REQUIREMENT: Can you format every line of the records below, from the line containing "- logo-word: DATA: [662, 540, 729, 568]" down to the line containing "- overview-card: [41, 39, 800, 600]" (both included), as a JSON list of strings with one string per line and no blank lines?

** Start of INPUT RECORDS **

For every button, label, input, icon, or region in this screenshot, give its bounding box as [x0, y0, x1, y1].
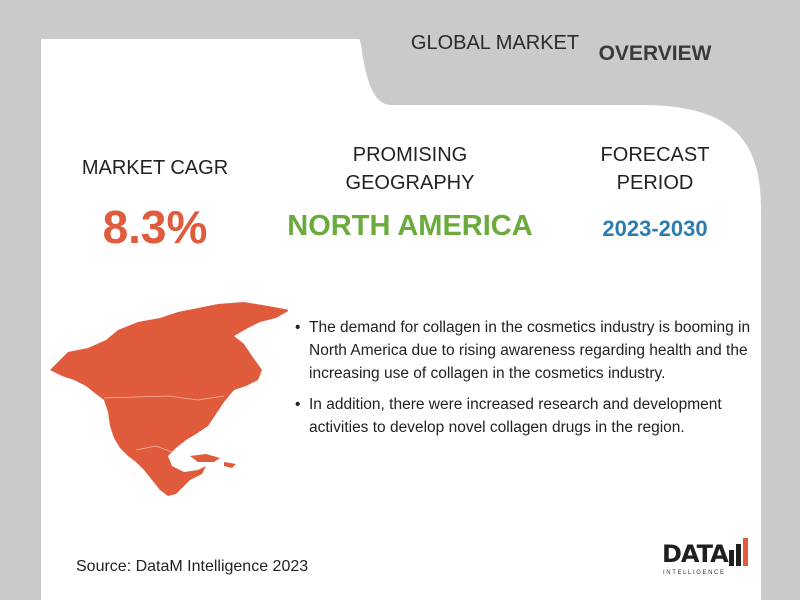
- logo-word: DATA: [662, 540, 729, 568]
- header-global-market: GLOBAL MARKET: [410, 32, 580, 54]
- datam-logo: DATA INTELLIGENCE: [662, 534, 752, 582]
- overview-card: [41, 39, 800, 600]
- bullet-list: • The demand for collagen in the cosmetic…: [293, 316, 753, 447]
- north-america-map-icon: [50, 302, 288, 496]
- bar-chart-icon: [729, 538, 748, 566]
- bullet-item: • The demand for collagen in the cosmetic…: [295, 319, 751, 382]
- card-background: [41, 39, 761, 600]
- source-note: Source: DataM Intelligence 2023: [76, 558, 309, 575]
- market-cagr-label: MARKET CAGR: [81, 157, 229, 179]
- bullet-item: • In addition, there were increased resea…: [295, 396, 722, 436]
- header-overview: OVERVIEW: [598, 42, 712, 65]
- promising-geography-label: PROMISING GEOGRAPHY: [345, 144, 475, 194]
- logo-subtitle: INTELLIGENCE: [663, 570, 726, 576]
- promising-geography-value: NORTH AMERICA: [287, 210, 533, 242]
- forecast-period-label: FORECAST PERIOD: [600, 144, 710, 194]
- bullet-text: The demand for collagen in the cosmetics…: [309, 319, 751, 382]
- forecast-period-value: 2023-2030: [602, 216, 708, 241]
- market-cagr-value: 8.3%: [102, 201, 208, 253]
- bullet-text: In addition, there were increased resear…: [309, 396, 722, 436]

** End of INPUT RECORDS **

ANSWER TO THE PROBLEM:
[
  "- logo-word: DATA: [662, 540, 729, 568]",
  "- header-global-market: GLOBAL MARKET: [410, 32, 580, 54]",
  "- datam-logo: DATA INTELLIGENCE: [662, 534, 752, 582]",
  "- overview-card: [41, 39, 800, 600]"
]